Go through the material below and copy each line where the word "mesures" appears.

[Lines of data]

>>>>

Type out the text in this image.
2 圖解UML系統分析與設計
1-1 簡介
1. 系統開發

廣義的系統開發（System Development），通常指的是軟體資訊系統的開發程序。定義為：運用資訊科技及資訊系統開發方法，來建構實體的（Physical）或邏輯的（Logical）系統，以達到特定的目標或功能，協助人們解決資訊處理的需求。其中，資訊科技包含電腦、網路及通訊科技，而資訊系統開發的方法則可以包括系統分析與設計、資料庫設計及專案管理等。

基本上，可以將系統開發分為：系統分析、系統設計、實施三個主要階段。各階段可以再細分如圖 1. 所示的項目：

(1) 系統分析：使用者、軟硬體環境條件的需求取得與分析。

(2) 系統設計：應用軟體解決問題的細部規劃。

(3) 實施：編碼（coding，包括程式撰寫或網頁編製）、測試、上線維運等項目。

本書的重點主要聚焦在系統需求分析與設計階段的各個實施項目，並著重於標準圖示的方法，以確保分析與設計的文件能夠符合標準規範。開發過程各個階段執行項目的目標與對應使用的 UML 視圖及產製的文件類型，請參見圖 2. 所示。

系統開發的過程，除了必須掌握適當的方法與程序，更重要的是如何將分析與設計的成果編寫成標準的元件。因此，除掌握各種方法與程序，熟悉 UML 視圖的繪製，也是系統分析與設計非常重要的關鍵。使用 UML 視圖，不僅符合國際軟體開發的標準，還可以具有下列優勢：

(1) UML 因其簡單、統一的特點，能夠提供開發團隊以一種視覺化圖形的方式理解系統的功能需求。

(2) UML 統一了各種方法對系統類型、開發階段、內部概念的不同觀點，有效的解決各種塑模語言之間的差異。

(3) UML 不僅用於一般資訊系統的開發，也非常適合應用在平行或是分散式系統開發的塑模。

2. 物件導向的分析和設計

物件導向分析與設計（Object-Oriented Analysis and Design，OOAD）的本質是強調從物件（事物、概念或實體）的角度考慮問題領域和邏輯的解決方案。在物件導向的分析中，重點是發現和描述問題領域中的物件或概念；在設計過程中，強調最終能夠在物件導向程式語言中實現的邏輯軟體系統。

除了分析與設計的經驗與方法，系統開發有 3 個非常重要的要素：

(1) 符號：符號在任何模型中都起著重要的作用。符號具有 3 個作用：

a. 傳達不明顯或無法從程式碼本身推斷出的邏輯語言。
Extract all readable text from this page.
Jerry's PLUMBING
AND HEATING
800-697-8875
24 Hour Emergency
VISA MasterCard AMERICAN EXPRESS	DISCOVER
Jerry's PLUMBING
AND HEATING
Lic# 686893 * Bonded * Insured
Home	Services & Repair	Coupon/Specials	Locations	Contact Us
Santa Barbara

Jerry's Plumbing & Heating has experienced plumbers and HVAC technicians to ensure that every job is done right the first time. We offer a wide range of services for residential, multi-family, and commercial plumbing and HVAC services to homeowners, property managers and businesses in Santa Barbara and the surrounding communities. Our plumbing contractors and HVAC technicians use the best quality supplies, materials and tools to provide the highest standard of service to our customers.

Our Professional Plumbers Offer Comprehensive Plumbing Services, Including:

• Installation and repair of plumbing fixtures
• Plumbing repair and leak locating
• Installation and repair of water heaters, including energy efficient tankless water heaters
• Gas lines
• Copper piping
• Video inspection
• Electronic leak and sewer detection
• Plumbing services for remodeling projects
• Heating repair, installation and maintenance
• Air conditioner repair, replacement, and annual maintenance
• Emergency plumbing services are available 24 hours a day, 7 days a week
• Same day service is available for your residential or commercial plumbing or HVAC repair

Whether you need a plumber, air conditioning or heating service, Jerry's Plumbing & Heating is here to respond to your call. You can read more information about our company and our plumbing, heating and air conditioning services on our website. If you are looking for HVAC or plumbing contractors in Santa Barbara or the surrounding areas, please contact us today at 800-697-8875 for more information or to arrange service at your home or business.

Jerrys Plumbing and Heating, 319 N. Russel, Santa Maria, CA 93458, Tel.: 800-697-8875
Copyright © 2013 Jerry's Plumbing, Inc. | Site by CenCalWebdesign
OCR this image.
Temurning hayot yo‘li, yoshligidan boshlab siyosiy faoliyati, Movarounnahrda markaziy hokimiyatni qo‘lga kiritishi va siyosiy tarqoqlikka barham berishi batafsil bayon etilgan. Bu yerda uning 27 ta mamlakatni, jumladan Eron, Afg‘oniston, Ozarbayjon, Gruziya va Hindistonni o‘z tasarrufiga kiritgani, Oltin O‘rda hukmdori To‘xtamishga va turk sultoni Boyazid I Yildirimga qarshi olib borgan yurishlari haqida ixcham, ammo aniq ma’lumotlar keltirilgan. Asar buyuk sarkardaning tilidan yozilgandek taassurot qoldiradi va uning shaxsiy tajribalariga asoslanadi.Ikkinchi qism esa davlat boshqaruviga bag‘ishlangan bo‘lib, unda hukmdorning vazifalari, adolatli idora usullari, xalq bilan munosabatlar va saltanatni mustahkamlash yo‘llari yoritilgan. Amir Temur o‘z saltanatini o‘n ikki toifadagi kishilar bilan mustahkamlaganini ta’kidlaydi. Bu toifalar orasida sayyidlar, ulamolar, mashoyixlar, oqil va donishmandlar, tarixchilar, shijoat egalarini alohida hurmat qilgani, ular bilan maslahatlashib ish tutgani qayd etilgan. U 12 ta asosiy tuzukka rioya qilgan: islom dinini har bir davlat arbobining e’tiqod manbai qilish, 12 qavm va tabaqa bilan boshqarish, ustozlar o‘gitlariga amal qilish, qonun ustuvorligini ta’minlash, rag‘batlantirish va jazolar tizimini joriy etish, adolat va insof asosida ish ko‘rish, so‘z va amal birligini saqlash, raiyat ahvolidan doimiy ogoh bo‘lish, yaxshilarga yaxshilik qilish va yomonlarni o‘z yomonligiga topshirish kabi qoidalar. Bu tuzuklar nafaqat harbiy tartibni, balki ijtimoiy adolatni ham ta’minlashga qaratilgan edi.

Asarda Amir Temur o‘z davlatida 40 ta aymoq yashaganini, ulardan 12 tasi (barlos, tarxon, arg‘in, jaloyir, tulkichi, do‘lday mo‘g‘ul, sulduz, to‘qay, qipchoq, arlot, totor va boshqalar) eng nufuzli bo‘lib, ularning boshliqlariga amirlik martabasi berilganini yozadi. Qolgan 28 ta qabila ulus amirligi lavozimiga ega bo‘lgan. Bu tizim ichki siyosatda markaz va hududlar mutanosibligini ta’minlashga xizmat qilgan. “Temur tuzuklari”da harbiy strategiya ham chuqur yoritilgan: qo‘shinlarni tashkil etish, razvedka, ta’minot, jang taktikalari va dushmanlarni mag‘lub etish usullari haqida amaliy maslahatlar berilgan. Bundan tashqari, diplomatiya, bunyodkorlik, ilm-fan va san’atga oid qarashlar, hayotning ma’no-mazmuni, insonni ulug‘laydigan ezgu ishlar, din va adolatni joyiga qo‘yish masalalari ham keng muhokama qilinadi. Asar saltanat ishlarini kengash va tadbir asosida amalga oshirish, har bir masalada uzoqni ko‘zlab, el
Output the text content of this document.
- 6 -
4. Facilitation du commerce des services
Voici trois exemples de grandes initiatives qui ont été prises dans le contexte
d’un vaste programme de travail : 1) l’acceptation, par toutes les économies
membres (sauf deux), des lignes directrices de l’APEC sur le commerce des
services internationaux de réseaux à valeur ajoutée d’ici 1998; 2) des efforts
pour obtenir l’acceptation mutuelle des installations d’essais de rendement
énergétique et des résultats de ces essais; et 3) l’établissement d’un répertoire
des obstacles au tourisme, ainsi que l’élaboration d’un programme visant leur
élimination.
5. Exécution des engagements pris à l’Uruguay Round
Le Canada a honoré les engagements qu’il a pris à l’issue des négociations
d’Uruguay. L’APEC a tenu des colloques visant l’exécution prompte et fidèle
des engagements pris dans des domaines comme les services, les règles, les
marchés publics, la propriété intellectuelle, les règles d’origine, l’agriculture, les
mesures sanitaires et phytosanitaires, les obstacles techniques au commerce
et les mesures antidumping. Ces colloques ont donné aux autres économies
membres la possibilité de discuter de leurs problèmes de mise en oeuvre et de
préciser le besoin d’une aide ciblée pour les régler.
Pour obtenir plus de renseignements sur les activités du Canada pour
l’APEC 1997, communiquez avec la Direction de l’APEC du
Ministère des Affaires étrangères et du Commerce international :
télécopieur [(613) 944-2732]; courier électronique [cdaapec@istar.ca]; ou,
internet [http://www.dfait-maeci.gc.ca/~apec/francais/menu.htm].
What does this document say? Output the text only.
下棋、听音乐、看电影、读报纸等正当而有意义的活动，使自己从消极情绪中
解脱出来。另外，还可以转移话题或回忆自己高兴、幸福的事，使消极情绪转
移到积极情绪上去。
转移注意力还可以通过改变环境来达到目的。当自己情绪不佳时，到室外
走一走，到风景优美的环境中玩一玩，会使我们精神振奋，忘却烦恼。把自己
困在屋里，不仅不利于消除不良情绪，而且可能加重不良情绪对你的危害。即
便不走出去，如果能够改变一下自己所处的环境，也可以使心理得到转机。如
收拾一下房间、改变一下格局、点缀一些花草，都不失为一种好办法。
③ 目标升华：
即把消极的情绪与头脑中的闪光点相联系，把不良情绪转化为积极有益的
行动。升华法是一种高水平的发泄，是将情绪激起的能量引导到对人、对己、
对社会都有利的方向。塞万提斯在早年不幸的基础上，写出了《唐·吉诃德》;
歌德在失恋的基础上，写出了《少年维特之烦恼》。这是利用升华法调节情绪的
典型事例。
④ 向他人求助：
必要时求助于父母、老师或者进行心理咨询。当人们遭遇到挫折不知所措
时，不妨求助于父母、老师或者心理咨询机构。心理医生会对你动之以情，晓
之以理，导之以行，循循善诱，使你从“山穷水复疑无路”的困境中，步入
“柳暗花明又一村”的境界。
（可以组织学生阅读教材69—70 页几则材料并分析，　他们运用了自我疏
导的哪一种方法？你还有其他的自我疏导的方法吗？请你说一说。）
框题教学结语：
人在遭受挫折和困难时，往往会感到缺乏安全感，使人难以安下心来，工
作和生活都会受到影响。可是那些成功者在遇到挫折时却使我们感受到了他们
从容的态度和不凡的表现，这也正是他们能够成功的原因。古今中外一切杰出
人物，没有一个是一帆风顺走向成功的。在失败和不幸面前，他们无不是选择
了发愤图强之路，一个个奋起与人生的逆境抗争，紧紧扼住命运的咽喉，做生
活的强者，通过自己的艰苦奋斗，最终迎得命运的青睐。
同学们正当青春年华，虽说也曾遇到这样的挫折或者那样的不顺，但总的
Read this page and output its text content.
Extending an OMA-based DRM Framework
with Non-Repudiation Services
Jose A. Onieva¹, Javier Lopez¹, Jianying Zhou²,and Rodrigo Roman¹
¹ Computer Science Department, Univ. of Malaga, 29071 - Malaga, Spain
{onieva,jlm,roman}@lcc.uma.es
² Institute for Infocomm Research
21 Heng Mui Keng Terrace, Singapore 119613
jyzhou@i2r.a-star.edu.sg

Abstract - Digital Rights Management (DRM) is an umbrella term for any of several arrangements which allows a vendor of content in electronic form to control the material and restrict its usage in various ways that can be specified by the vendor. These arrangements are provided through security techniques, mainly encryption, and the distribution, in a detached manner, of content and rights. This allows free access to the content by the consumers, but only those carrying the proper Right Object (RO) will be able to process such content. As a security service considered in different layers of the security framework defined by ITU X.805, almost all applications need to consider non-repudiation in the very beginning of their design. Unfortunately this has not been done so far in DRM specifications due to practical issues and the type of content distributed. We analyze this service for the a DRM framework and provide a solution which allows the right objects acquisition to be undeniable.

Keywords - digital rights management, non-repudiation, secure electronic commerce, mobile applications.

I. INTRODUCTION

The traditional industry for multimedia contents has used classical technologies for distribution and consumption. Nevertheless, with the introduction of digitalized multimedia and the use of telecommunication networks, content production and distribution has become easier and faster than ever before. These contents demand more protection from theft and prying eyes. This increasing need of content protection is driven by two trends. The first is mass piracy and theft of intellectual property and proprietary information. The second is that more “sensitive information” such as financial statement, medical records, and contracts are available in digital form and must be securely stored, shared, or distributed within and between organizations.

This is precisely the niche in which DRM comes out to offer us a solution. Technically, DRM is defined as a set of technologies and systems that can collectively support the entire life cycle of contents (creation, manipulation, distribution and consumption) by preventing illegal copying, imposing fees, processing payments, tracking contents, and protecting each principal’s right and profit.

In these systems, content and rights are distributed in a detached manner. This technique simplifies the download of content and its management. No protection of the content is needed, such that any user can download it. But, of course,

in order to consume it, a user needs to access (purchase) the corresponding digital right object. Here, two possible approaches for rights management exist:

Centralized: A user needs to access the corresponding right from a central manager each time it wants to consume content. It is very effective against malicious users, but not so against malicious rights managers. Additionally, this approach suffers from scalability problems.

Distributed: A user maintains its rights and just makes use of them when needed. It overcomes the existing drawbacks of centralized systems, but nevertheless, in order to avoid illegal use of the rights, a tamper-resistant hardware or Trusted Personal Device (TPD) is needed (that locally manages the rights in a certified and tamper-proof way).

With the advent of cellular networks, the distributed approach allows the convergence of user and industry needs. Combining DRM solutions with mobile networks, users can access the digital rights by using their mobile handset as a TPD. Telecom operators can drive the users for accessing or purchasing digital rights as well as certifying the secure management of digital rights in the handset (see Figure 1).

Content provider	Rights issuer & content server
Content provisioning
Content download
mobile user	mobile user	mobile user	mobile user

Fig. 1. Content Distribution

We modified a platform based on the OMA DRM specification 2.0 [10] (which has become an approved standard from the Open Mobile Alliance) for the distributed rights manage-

<<<<

EXERCISE RESULT:
mesures sanitaires et phytosanitaires, les obstacles techniques au commerce
et les mesures antidumping. Ces colloques ont donné aux autres économies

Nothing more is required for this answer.